▼

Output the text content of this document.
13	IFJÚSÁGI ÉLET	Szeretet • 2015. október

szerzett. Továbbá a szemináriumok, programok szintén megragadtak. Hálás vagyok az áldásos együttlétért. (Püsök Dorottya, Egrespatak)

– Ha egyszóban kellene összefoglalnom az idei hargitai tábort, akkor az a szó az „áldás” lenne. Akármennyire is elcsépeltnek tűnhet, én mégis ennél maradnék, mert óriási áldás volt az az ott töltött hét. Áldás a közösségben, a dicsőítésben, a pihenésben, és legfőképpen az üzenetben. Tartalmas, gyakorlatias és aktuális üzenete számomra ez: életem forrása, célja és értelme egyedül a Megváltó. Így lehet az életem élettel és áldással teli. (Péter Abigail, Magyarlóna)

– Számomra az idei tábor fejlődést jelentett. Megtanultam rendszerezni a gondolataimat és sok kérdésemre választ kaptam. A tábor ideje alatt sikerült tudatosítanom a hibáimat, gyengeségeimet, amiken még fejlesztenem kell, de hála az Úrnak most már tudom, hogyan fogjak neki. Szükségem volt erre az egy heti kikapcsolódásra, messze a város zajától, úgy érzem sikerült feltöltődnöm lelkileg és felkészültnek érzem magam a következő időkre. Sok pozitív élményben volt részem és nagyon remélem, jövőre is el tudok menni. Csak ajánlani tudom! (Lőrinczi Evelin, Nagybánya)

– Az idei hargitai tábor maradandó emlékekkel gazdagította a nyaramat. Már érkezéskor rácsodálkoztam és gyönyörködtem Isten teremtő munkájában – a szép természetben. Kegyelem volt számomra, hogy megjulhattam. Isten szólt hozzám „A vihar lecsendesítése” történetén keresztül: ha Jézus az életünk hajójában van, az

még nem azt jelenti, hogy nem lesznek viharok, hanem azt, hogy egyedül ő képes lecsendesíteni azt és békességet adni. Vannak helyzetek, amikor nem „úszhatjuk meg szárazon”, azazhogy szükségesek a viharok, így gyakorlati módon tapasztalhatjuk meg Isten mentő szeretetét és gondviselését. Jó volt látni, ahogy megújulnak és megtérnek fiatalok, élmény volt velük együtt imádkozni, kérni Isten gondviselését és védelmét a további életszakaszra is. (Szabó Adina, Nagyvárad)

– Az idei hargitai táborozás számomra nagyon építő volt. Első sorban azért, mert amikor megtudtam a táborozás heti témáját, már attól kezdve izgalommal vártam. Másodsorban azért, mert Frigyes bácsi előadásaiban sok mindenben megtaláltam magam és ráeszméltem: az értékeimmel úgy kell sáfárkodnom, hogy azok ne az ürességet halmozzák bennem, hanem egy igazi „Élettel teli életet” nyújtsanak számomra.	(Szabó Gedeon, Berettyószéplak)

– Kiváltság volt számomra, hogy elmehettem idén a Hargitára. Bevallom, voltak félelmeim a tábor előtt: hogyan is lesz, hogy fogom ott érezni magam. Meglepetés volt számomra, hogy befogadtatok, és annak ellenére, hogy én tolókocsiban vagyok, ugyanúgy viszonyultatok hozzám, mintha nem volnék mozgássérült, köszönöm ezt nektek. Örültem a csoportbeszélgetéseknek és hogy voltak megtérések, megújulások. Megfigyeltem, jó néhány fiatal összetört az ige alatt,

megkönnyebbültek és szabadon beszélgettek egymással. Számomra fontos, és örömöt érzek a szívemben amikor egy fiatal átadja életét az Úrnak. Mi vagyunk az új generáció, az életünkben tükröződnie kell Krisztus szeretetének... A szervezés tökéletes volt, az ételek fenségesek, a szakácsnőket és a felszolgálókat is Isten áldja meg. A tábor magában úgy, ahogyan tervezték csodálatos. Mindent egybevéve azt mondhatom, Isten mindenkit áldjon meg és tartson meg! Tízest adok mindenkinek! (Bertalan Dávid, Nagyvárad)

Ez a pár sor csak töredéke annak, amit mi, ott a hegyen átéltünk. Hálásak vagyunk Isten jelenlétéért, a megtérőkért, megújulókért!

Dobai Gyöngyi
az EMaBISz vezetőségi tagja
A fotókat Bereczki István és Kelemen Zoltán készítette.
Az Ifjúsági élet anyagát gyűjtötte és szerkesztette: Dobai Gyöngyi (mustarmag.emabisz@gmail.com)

▲

Request:
From the listing above, pick out each line where the word "Dobai" appears.

Complete response:
Dobai Gyöngyi
Az Ifjúsági élet anyagát gyűjtötte és szerkesztette: Dobai Gyöngyi (mustarmag.emabisz@gmail.com)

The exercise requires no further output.